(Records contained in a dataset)
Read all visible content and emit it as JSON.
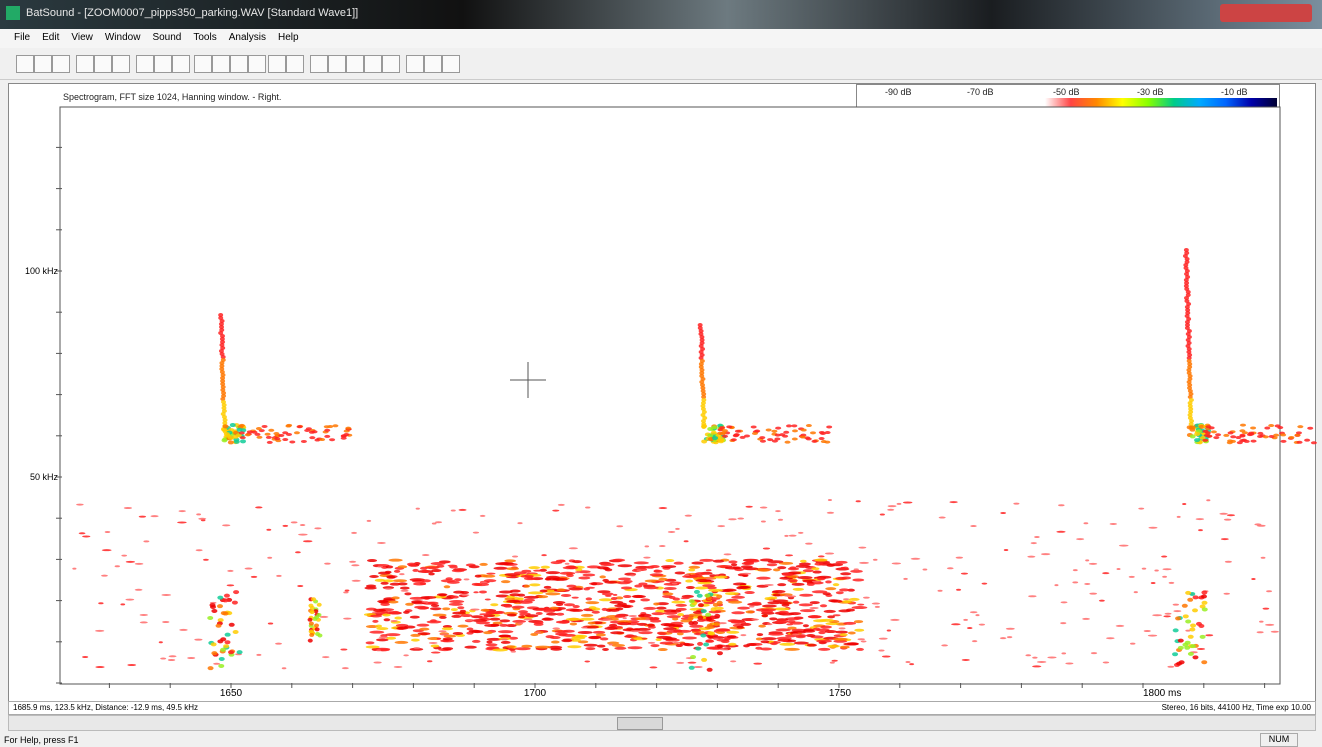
{
  "window": {
    "title": "BatSound - [ZOOM0007_pipps350_parking.WAV [Standard Wave1]]"
  },
  "menu": [
    "File",
    "Edit",
    "View",
    "Window",
    "Sound",
    "Tools",
    "Analysis",
    "Help"
  ],
  "spectrogram": {
    "header": "Spectrogram, FFT size 1024, Hanning window. - Right.",
    "scale_labels": [
      "-90 dB",
      "-70 dB",
      "-50 dB",
      "-30 dB",
      "-10 dB"
    ],
    "y_labels": [
      "100 kHz",
      "50 kHz"
    ],
    "x_labels": [
      "1650",
      "1700",
      "1750",
      "1800 ms"
    ]
  },
  "status": {
    "cursor": "1685.9 ms, 123.5 kHz, Distance: -12.9 ms, 49.5 kHz",
    "format": "Stereo, 16 bits, 44100 Hz, Time exp 10.00",
    "help": "For Help, press F1",
    "num": "NUM"
  }
}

> _Objective_: Output the entries above exactly, without their pictures.

> _Output_:
Read all visible content and emit it as JSON.
{
  "window": {
    "title": "BatSound - [ZOOM0007_pipps350_parking.WAV [Standard Wave1]]"
  },
  "menu": [
    "File",
    "Edit",
    "View",
    "Window",
    "Sound",
    "Tools",
    "Analysis",
    "Help"
  ],
  "spectrogram": {
    "header": "Spectrogram, FFT size 1024, Hanning window. - Right.",
    "scale_labels": [
      "-90 dB",
      "-70 dB",
      "-50 dB",
      "-30 dB",
      "-10 dB"
    ],
    "y_labels": [
      "100 kHz",
      "50 kHz"
    ],
    "x_labels": [
      "1650",
      "1700",
      "1750",
      "1800 ms"
    ]
  },
  "status": {
    "cursor": "1685.9 ms, 123.5 kHz, Distance: -12.9 ms, 49.5 kHz",
    "format": "Stereo, 16 bits, 44100 Hz, Time exp 10.00",
    "help": "For Help, press F1",
    "num": "NUM"
  }
}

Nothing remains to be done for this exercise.